=== EXERCISE DIRECTIONS ===
Locate each line holding the string "Person" and copy it.

=== PROVIDED MATERIAL ===
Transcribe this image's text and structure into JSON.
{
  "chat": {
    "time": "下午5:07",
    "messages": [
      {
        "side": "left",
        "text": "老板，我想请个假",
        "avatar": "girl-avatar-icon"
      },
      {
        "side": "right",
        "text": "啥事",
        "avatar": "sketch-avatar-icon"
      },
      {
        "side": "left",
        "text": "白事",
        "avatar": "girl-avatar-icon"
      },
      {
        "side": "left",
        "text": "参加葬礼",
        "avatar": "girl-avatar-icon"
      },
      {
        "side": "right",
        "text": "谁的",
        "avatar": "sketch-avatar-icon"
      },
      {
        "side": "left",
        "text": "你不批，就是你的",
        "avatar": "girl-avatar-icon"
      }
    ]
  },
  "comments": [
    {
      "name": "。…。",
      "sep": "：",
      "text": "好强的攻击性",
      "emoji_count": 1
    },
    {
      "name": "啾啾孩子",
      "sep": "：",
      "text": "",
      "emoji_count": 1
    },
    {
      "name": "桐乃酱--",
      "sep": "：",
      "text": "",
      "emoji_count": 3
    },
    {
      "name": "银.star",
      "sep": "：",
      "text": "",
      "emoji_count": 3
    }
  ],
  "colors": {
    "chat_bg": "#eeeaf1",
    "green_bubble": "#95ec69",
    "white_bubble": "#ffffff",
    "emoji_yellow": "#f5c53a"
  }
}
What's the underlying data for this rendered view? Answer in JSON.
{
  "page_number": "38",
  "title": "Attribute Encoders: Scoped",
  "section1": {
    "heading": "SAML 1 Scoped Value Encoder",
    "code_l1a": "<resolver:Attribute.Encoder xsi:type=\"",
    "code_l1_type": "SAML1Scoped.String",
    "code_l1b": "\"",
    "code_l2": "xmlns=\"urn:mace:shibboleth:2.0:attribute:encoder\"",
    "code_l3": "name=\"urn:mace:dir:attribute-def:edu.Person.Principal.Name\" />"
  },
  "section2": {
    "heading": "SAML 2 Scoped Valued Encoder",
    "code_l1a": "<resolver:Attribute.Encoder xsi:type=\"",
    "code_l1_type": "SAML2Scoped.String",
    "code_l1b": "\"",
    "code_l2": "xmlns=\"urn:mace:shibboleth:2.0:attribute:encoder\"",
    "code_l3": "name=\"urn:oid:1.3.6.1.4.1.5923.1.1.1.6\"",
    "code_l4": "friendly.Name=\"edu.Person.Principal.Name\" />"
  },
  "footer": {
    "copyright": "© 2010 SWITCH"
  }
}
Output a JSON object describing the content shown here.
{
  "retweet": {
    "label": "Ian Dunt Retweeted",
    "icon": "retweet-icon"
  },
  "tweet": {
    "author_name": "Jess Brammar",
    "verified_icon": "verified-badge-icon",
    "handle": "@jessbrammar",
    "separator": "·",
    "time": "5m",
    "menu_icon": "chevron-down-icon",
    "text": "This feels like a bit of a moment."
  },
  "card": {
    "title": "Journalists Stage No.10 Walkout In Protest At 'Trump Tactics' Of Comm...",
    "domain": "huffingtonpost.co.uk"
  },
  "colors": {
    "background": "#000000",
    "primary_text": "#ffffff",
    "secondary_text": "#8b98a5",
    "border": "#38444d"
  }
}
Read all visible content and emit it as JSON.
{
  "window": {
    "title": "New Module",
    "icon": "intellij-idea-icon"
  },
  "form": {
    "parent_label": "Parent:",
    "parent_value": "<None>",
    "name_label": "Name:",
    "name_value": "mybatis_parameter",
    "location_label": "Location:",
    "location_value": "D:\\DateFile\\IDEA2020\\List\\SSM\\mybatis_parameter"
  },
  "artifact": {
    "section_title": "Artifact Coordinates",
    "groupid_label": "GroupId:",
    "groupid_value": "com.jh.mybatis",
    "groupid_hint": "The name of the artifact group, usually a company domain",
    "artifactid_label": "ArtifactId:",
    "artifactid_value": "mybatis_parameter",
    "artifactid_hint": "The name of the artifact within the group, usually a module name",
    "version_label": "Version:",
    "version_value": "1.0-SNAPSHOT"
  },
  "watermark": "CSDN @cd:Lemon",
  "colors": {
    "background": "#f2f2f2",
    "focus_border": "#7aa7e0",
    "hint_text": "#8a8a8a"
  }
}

=== PROBLEM SOLUTION ===
    "code_l3": "name=\"urn:mace:dir:attribute-def:edu.Person.Principal.Name\" />"
    "code_l4": "friendly.Name=\"edu.Person.Principal.Name\" />"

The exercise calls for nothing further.